▼▼▼
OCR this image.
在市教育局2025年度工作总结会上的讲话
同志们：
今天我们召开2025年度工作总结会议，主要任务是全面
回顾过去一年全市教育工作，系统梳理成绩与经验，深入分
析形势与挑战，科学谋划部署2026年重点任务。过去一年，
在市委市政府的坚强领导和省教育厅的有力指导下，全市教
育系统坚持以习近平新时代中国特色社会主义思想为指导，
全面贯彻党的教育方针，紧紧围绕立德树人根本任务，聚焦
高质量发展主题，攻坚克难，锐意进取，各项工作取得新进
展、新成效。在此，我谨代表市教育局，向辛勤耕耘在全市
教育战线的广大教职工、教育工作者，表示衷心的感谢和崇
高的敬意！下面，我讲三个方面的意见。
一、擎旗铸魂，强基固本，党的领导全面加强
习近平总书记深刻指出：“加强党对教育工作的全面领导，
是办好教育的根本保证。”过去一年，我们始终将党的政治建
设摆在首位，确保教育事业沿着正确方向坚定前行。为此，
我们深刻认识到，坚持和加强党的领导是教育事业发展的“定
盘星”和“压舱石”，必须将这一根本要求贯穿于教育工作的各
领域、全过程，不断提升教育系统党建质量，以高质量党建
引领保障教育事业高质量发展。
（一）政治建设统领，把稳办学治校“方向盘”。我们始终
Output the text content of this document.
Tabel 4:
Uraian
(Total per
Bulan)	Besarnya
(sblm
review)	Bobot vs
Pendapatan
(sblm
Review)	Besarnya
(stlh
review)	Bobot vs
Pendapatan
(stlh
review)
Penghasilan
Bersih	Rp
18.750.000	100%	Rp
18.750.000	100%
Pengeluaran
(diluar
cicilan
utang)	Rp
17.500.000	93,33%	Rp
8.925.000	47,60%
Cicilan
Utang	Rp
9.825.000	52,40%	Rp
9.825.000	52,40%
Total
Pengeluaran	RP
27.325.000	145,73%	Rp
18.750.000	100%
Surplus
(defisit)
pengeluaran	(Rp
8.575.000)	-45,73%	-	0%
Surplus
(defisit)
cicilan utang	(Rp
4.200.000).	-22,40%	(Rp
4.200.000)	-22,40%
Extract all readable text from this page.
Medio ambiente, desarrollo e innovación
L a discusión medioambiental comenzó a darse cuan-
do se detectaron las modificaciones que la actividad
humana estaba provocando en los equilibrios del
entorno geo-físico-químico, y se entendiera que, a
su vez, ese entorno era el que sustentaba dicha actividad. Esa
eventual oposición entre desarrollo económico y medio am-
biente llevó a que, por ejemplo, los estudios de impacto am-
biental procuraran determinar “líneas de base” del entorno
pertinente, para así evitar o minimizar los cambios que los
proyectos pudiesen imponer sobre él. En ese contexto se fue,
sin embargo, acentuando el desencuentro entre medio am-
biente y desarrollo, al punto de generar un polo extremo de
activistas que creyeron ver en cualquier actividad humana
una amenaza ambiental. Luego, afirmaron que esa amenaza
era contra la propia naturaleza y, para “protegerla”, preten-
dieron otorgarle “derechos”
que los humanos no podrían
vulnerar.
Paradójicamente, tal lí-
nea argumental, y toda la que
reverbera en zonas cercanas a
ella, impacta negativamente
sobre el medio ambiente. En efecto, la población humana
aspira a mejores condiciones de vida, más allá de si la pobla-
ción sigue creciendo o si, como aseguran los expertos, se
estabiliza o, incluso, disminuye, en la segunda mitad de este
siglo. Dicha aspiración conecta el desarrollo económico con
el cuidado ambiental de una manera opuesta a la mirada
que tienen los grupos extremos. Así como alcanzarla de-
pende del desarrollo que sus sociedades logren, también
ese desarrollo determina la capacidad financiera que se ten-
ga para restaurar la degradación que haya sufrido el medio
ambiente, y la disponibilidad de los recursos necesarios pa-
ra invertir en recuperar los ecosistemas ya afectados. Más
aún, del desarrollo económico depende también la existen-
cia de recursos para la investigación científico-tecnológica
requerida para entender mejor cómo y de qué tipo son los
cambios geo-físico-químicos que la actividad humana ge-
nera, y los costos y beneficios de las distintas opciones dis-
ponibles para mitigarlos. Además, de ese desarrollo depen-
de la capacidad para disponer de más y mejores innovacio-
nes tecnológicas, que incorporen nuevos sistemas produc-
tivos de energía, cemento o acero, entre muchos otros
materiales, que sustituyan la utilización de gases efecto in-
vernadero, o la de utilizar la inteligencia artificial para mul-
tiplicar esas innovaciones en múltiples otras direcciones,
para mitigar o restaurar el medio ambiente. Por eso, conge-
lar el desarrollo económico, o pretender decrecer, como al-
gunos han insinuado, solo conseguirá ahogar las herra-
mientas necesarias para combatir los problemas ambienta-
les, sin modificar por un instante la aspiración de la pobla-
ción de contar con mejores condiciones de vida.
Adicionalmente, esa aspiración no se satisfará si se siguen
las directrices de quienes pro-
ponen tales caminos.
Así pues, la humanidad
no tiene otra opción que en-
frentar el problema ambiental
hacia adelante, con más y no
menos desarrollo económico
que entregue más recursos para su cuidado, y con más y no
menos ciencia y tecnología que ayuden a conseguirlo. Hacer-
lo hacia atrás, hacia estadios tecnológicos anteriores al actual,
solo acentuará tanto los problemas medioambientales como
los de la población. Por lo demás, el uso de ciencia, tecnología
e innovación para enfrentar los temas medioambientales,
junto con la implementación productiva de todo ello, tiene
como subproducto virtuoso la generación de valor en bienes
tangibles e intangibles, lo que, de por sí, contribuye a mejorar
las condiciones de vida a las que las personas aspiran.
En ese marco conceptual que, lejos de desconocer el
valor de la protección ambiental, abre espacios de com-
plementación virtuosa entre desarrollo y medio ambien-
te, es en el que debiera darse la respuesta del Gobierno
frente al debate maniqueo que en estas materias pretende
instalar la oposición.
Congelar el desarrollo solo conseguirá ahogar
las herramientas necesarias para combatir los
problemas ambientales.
▲▲▲
- **Aim of the task**
Copy out the whole listing, exactly as written.

- **Written reply**
OCR this image.
在市教育局2025年度工作总结会上的讲话
同志们：
今天我们召开2025年度工作总结会议，主要任务是全面
回顾过去一年全市教育工作，系统梳理成绩与经验，深入分
析形势与挑战，科学谋划部署2026年重点任务。过去一年，
在市委市政府的坚强领导和省教育厅的有力指导下，全市教
育系统坚持以习近平新时代中国特色社会主义思想为指导，
全面贯彻党的教育方针，紧紧围绕立德树人根本任务，聚焦
高质量发展主题，攻坚克难，锐意进取，各项工作取得新进
展、新成效。在此，我谨代表市教育局，向辛勤耕耘在全市
教育战线的广大教职工、教育工作者，表示衷心的感谢和崇
高的敬意！下面，我讲三个方面的意见。
一、擎旗铸魂，强基固本，党的领导全面加强
习近平总书记深刻指出：“加强党对教育工作的全面领导，
是办好教育的根本保证。”过去一年，我们始终将党的政治建
设摆在首位，确保教育事业沿着正确方向坚定前行。为此，
我们深刻认识到，坚持和加强党的领导是教育事业发展的“定
盘星”和“压舱石”，必须将这一根本要求贯穿于教育工作的各
领域、全过程，不断提升教育系统党建质量，以高质量党建
引领保障教育事业高质量发展。
（一）政治建设统领，把稳办学治校“方向盘”。我们始终
Output the text content of this document.
Tabel 4:
Uraian
(Total per
Bulan)	Besarnya
(sblm
review)	Bobot vs
Pendapatan
(sblm
Review)	Besarnya
(stlh
review)	Bobot vs
Pendapatan
(stlh
review)
Penghasilan
Bersih	Rp
18.750.000	100%	Rp
18.750.000	100%
Pengeluaran
(diluar
cicilan
utang)	Rp
17.500.000	93,33%	Rp
8.925.000	47,60%
Cicilan
Utang	Rp
9.825.000	52,40%	Rp
9.825.000	52,40%
Total
Pengeluaran	RP
27.325.000	145,73%	Rp
18.750.000	100%
Surplus
(defisit)
pengeluaran	(Rp
8.575.000)	-45,73%	-	0%
Surplus
(defisit)
cicilan utang	(Rp
4.200.000).	-22,40%	(Rp
4.200.000)	-22,40%
Extract all readable text from this page.
Medio ambiente, desarrollo e innovación
L a discusión medioambiental comenzó a darse cuan-
do se detectaron las modificaciones que la actividad
humana estaba provocando en los equilibrios del
entorno geo-físico-químico, y se entendiera que, a
su vez, ese entorno era el que sustentaba dicha actividad. Esa
eventual oposición entre desarrollo económico y medio am-
biente llevó a que, por ejemplo, los estudios de impacto am-
biental procuraran determinar “líneas de base” del entorno
pertinente, para así evitar o minimizar los cambios que los
proyectos pudiesen imponer sobre él. En ese contexto se fue,
sin embargo, acentuando el desencuentro entre medio am-
biente y desarrollo, al punto de generar un polo extremo de
activistas que creyeron ver en cualquier actividad humana
una amenaza ambiental. Luego, afirmaron que esa amenaza
era contra la propia naturaleza y, para “protegerla”, preten-
dieron otorgarle “derechos”
que los humanos no podrían
vulnerar.
Paradójicamente, tal lí-
nea argumental, y toda la que
reverbera en zonas cercanas a
ella, impacta negativamente
sobre el medio ambiente. En efecto, la población humana
aspira a mejores condiciones de vida, más allá de si la pobla-
ción sigue creciendo o si, como aseguran los expertos, se
estabiliza o, incluso, disminuye, en la segunda mitad de este
siglo. Dicha aspiración conecta el desarrollo económico con
el cuidado ambiental de una manera opuesta a la mirada
que tienen los grupos extremos. Así como alcanzarla de-
pende del desarrollo que sus sociedades logren, también
ese desarrollo determina la capacidad financiera que se ten-
ga para restaurar la degradación que haya sufrido el medio
ambiente, y la disponibilidad de los recursos necesarios pa-
ra invertir en recuperar los ecosistemas ya afectados. Más
aún, del desarrollo económico depende también la existen-
cia de recursos para la investigación científico-tecnológica
requerida para entender mejor cómo y de qué tipo son los
cambios geo-físico-químicos que la actividad humana ge-
nera, y los costos y beneficios de las distintas opciones dis-
ponibles para mitigarlos. Además, de ese desarrollo depen-
de la capacidad para disponer de más y mejores innovacio-
nes tecnológicas, que incorporen nuevos sistemas produc-
tivos de energía, cemento o acero, entre muchos otros
materiales, que sustituyan la utilización de gases efecto in-
vernadero, o la de utilizar la inteligencia artificial para mul-
tiplicar esas innovaciones en múltiples otras direcciones,
para mitigar o restaurar el medio ambiente. Por eso, conge-
lar el desarrollo económico, o pretender decrecer, como al-
gunos han insinuado, solo conseguirá ahogar las herra-
mientas necesarias para combatir los problemas ambienta-
les, sin modificar por un instante la aspiración de la pobla-
ción de contar con mejores condiciones de vida.
Adicionalmente, esa aspiración no se satisfará si se siguen
las directrices de quienes pro-
ponen tales caminos.
Así pues, la humanidad
no tiene otra opción que en-
frentar el problema ambiental
hacia adelante, con más y no
menos desarrollo económico
que entregue más recursos para su cuidado, y con más y no
menos ciencia y tecnología que ayuden a conseguirlo. Hacer-
lo hacia atrás, hacia estadios tecnológicos anteriores al actual,
solo acentuará tanto los problemas medioambientales como
los de la población. Por lo demás, el uso de ciencia, tecnología
e innovación para enfrentar los temas medioambientales,
junto con la implementación productiva de todo ello, tiene
como subproducto virtuoso la generación de valor en bienes
tangibles e intangibles, lo que, de por sí, contribuye a mejorar
las condiciones de vida a las que las personas aspiran.
En ese marco conceptual que, lejos de desconocer el
valor de la protección ambiental, abre espacios de com-
plementación virtuosa entre desarrollo y medio ambien-
te, es en el que debiera darse la respuesta del Gobierno
frente al debate maniqueo que en estas materias pretende
instalar la oposición.
Congelar el desarrollo solo conseguirá ahogar
las herramientas necesarias para combatir los
problemas ambientales.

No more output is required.